_EXCERPTED DATA_:

************

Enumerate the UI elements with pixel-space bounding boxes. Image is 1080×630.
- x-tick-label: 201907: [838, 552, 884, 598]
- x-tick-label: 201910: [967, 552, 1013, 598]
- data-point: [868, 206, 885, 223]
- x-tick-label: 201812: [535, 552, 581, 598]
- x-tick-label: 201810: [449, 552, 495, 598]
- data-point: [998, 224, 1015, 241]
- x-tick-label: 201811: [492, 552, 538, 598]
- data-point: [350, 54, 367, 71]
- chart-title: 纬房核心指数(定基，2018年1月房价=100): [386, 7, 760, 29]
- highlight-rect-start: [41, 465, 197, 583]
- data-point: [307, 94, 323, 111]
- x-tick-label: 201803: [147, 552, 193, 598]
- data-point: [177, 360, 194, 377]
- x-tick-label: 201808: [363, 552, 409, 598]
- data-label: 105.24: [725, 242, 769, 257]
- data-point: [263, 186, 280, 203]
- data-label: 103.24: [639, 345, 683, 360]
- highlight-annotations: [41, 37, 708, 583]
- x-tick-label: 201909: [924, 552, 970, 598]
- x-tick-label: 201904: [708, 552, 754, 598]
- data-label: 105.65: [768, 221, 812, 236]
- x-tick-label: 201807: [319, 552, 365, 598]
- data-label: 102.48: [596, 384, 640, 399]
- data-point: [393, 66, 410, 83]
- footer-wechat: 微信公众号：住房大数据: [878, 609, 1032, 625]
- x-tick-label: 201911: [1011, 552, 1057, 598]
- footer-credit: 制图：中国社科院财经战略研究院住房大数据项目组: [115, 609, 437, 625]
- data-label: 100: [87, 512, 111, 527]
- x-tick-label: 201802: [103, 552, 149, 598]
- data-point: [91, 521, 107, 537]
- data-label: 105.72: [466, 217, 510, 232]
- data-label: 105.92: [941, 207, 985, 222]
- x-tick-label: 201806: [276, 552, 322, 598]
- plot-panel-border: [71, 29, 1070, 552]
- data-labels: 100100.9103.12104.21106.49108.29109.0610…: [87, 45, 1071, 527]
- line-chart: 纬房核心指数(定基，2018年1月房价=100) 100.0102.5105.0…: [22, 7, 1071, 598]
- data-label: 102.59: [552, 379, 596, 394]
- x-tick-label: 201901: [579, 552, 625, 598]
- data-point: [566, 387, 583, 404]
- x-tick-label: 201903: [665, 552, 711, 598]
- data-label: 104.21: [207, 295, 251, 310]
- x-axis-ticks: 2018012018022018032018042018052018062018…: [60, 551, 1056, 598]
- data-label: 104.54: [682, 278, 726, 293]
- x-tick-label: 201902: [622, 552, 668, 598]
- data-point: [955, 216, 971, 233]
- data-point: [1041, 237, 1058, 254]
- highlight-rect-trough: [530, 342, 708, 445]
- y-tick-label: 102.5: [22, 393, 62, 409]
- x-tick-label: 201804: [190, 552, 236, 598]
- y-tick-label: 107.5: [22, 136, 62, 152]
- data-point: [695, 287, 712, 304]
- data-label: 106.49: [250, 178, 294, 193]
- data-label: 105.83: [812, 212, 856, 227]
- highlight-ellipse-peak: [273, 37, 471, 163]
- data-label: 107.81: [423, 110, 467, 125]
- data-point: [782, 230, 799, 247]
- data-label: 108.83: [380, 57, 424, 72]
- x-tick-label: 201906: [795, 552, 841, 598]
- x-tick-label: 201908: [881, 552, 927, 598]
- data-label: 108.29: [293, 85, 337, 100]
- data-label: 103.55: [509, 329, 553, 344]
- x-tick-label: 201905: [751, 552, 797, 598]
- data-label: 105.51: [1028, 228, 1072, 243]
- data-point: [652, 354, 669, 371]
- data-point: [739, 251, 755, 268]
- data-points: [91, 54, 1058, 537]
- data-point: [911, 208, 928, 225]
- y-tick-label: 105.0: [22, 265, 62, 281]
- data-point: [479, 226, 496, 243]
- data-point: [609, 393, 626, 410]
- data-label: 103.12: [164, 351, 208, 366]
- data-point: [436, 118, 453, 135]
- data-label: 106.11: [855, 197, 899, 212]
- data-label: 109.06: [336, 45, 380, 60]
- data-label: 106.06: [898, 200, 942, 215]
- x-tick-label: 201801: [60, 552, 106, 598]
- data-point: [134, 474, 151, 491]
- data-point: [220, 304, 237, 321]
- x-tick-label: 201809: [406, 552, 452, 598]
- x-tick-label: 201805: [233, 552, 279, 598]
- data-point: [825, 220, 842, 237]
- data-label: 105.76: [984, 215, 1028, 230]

************

_GIVEN PROBLEM_:
Copy out every line of the material above, changing nothing.

_RESULT FOR THIS TASK_:
Enumerate the UI elements with pixel-space bounding boxes. Image is 1080×630.
- x-tick-label: 201907: [838, 552, 884, 598]
- x-tick-label: 201910: [967, 552, 1013, 598]
- data-point: [868, 206, 885, 223]
- x-tick-label: 201812: [535, 552, 581, 598]
- x-tick-label: 201810: [449, 552, 495, 598]
- data-point: [998, 224, 1015, 241]
- x-tick-label: 201811: [492, 552, 538, 598]
- data-point: [350, 54, 367, 71]
- chart-title: 纬房核心指数(定基，2018年1月房价=100): [386, 7, 760, 29]
- highlight-rect-start: [41, 465, 197, 583]
- data-point: [307, 94, 323, 111]
- x-tick-label: 201803: [147, 552, 193, 598]
- data-point: [177, 360, 194, 377]
- x-tick-label: 201808: [363, 552, 409, 598]
- data-label: 105.24: [725, 242, 769, 257]
- data-point: [263, 186, 280, 203]
- data-label: 103.24: [639, 345, 683, 360]
- highlight-annotations: [41, 37, 708, 583]
- x-tick-label: 201909: [924, 552, 970, 598]
- x-tick-label: 201904: [708, 552, 754, 598]
- data-label: 105.65: [768, 221, 812, 236]
- x-tick-label: 201807: [319, 552, 365, 598]
- data-label: 102.48: [596, 384, 640, 399]
- data-point: [393, 66, 410, 83]
- footer-wechat: 微信公众号：住房大数据: [878, 609, 1032, 625]
- x-tick-label: 201911: [1011, 552, 1057, 598]
- footer-credit: 制图：中国社科院财经战略研究院住房大数据项目组: [115, 609, 437, 625]
- data-label: 100: [87, 512, 111, 527]
- x-tick-label: 201802: [103, 552, 149, 598]
- data-point: [91, 521, 107, 537]
- data-label: 105.72: [466, 217, 510, 232]
- data-label: 105.92: [941, 207, 985, 222]
- x-tick-label: 201806: [276, 552, 322, 598]
- plot-panel-border: [71, 29, 1070, 552]
- data-labels: 100100.9103.12104.21106.49108.29109.0610…: [87, 45, 1071, 527]
- line-chart: 纬房核心指数(定基，2018年1月房价=100) 100.0102.5105.0…: [22, 7, 1071, 598]
- data-label: 102.59: [552, 379, 596, 394]
- x-tick-label: 201901: [579, 552, 625, 598]
- data-point: [566, 387, 583, 404]
- x-tick-label: 201903: [665, 552, 711, 598]
- data-label: 104.21: [207, 295, 251, 310]
- x-axis-ticks: 2018012018022018032018042018052018062018…: [60, 551, 1056, 598]
- data-label: 104.54: [682, 278, 726, 293]
- x-tick-label: 201902: [622, 552, 668, 598]
- data-point: [955, 216, 971, 233]
- data-point: [1041, 237, 1058, 254]
- highlight-rect-trough: [530, 342, 708, 445]
- y-tick-label: 102.5: [22, 393, 62, 409]
- x-tick-label: 201804: [190, 552, 236, 598]
- y-tick-label: 107.5: [22, 136, 62, 152]
- data-point: [695, 287, 712, 304]
- data-label: 106.49: [250, 178, 294, 193]
- data-label: 105.83: [812, 212, 856, 227]
- highlight-ellipse-peak: [273, 37, 471, 163]
- data-label: 107.81: [423, 110, 467, 125]
- data-point: [782, 230, 799, 247]
- data-label: 108.83: [380, 57, 424, 72]
- x-tick-label: 201906: [795, 552, 841, 598]
- x-tick-label: 201908: [881, 552, 927, 598]
- data-label: 108.29: [293, 85, 337, 100]
- data-label: 103.55: [509, 329, 553, 344]
- x-tick-label: 201905: [751, 552, 797, 598]
- data-label: 105.51: [1028, 228, 1072, 243]
- data-point: [652, 354, 669, 371]
- data-point: [739, 251, 755, 268]
- data-points: [91, 54, 1058, 537]
- data-point: [911, 208, 928, 225]
- y-tick-label: 105.0: [22, 265, 62, 281]
- data-point: [479, 226, 496, 243]
- data-point: [609, 393, 626, 410]
- data-label: 103.12: [164, 351, 208, 366]
- data-point: [436, 118, 453, 135]
- data-label: 106.11: [855, 197, 899, 212]
- data-label: 109.06: [336, 45, 380, 60]
- data-label: 106.06: [898, 200, 942, 215]
- x-tick-label: 201801: [60, 552, 106, 598]
- data-point: [134, 474, 151, 491]
- data-point: [220, 304, 237, 321]
- x-tick-label: 201809: [406, 552, 452, 598]
- x-tick-label: 201805: [233, 552, 279, 598]
- data-point: [825, 220, 842, 237]
- data-label: 105.76: [984, 215, 1028, 230]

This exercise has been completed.